- **What the task asks**: Take each line that has the word "screenshot" and return it.

— START Records for this task —

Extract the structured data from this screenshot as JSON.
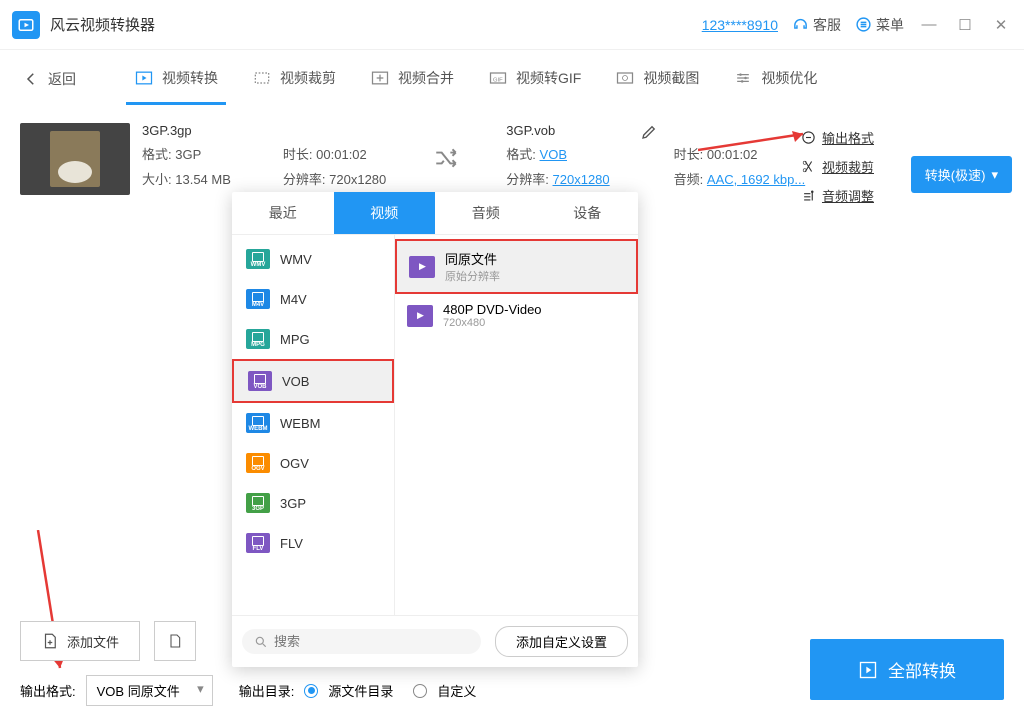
{
  "app": {
    "title": "风云视频转换器"
  },
  "titlebar": {
    "phone": "123****8910",
    "support": "客服",
    "menu": "菜单"
  },
  "back_label": "返回",
  "tabs": {
    "convert": "视频转换",
    "crop": "视频裁剪",
    "merge": "视频合并",
    "gif": "视频转GIF",
    "screenshot": "视频截图",
    "optimize": "视频优化"
  },
  "file": {
    "name_in": "3GP.3gp",
    "fmt_label": "格式:",
    "fmt_in": "3GP",
    "size_label": "大小:",
    "size": "13.54 MB",
    "dur_label": "时长:",
    "dur": "00:01:02",
    "res_label": "分辨率:",
    "res": "720x1280",
    "name_out": "3GP.vob",
    "fmt_out": "VOB",
    "res_out": "720x1280",
    "audio_label": "音频:",
    "audio": "AAC, 1692 kbp..."
  },
  "sideopts": {
    "out_format": "输出格式",
    "video_crop": "视频裁剪",
    "audio_adj": "音频调整"
  },
  "convert_chip": "转换(极速)",
  "popup": {
    "tab_recent": "最近",
    "tab_video": "视频",
    "tab_audio": "音频",
    "tab_device": "设备",
    "formats": {
      "wmv": "WMV",
      "m4v": "M4V",
      "mpg": "MPG",
      "vob": "VOB",
      "webm": "WEBM",
      "ogv": "OGV",
      "gp3": "3GP",
      "flv": "FLV"
    },
    "res1_title": "同原文件",
    "res1_sub": "原始分辨率",
    "res2_title": "480P DVD-Video",
    "res2_sub": "720x480",
    "search_ph": "搜索",
    "custom_btn": "添加自定义设置"
  },
  "bottom": {
    "add_file": "添加文件",
    "out_fmt_label": "输出格式:",
    "out_fmt_val": "VOB 同原文件",
    "out_dir_label": "输出目录:",
    "src_dir": "源文件目录",
    "custom_dir": "自定义",
    "convert_all": "全部转换"
  }
}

— END Records for this task —

- **Result for this exercise**:
Extract the structured data from this screenshot as JSON.
    "screenshot": "视频截图",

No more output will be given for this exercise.